▶ [Exercise aim]: Every record should be copied exactly, except that pictures are to be omitted.

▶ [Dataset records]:
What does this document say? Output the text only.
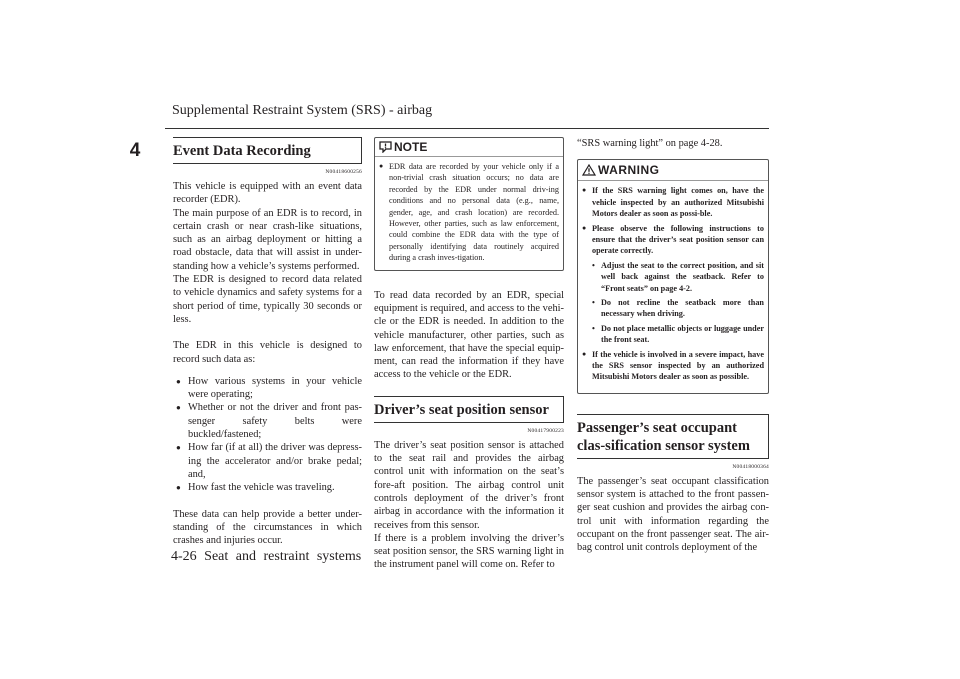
Supplemental Restraint System (SRS) - airbag
4	Event Data Recording
N00418600256

This vehicle is equipped with an event data recorder (EDR).

The main purpose of an EDR is to record, in certain crash or near crash-like situations, such as an airbag deployment or hitting a road obstacle, data that will assist in under-standing how a vehicle’s systems performed.

The EDR is designed to record data related to vehicle dynamics and safety systems for a short period of time, typically 30 seconds or less.

The EDR in this vehicle is designed to record such data as:

● How various systems in your vehicle were operating;
● Whether or not the driver and front pas-senger safety belts were buckled/fastened;
● How far (if at all) the driver was depress-ing the accelerator and/or brake pedal; and,
● How fast the vehicle was traveling.

These data can help provide a better under-standing of the circumstances in which crashes and injuries occur.

NOTE
● EDR data are recorded by your vehicle only if a non-trivial crash situation occurs; no data are recorded by the EDR under normal driv-ing conditions and no personal data (e.g., name, gender, age, and crash location) are recorded. However, other parties, such as law enforcement, could combine the EDR data with the type of personally identifying data routinely acquired during a crash inves-tigation.

To read data recorded by an EDR, special equipment is required, and access to the vehi-cle or the EDR is needed. In addition to the vehicle manufacturer, other parties, such as law enforcement, that have the special equip-ment, can read the information if they have access to the vehicle or the EDR.

Driver’s seat position sensor
N00417900223

The driver’s seat position sensor is attached to the seat rail and provides the airbag control unit with information on the seat’s fore-aft position. The airbag control unit controls deployment of the driver’s front airbag in accordance with the information it receives from this sensor.

If there is a problem involving the driver’s seat position sensor, the SRS warning light in the instrument panel will come on. Refer to

“SRS warning light” on page 4-28.

WARNING
● If the SRS warning light comes on, have the vehicle inspected by an authorized Mitsubishi Motors dealer as soon as possi-ble.
● Please observe the following instructions to ensure that the driver’s seat position sensor can operate correctly.
• Adjust the seat to the correct position, and sit well back against the seatback. Refer to “Front seats” on page 4-2.
• Do not recline the seatback more than necessary when driving.
• Do not place metallic objects or luggage under the front seat.
● If the vehicle is involved in a severe impact, have the SRS sensor inspected by an authorized Mitsubishi Motors dealer as soon as possible.
Passenger’s seat occupant clas-sification sensor system
N00418000364

The passenger’s seat occupant classification sensor system is attached to the front passen-ger seat cushion and provides the airbag con-trol unit with information regarding the occupant on the front passenger seat. The air-bag control unit controls deployment of the

4-26 Seat and restraint systems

▶ [Right answer]:
What does this document say? Output the text only.
Supplemental Restraint System (SRS) - airbag
4	Event Data Recording
N00418600256

This vehicle is equipped with an event data recorder (EDR).

The main purpose of an EDR is to record, in certain crash or near crash-like situations, such as an airbag deployment or hitting a road obstacle, data that will assist in under-standing how a vehicle’s systems performed.

The EDR is designed to record data related to vehicle dynamics and safety systems for a short period of time, typically 30 seconds or less.

The EDR in this vehicle is designed to record such data as:

● How various systems in your vehicle were operating;
● Whether or not the driver and front pas-senger safety belts were buckled/fastened;
● How far (if at all) the driver was depress-ing the accelerator and/or brake pedal; and,
● How fast the vehicle was traveling.

These data can help provide a better under-standing of the circumstances in which crashes and injuries occur.

NOTE
● EDR data are recorded by your vehicle only if a non-trivial crash situation occurs; no data are recorded by the EDR under normal driv-ing conditions and no personal data (e.g., name, gender, age, and crash location) are recorded. However, other parties, such as law enforcement, could combine the EDR data with the type of personally identifying data routinely acquired during a crash inves-tigation.

To read data recorded by an EDR, special equipment is required, and access to the vehi-cle or the EDR is needed. In addition to the vehicle manufacturer, other parties, such as law enforcement, that have the special equip-ment, can read the information if they have access to the vehicle or the EDR.

Driver’s seat position sensor
N00417900223

The driver’s seat position sensor is attached to the seat rail and provides the airbag control unit with information on the seat’s fore-aft position. The airbag control unit controls deployment of the driver’s front airbag in accordance with the information it receives from this sensor.

If there is a problem involving the driver’s seat position sensor, the SRS warning light in the instrument panel will come on. Refer to

“SRS warning light” on page 4-28.

WARNING
● If the SRS warning light comes on, have the vehicle inspected by an authorized Mitsubishi Motors dealer as soon as possi-ble.
● Please observe the following instructions to ensure that the driver’s seat position sensor can operate correctly.
• Adjust the seat to the correct position, and sit well back against the seatback. Refer to “Front seats” on page 4-2.
• Do not recline the seatback more than necessary when driving.
• Do not place metallic objects or luggage under the front seat.
● If the vehicle is involved in a severe impact, have the SRS sensor inspected by an authorized Mitsubishi Motors dealer as soon as possible.
Passenger’s seat occupant clas-sification sensor system
N00418000364

The passenger’s seat occupant classification sensor system is attached to the front passen-ger seat cushion and provides the airbag con-trol unit with information regarding the occupant on the front passenger seat. The air-bag control unit controls deployment of the

4-26 Seat and restraint systems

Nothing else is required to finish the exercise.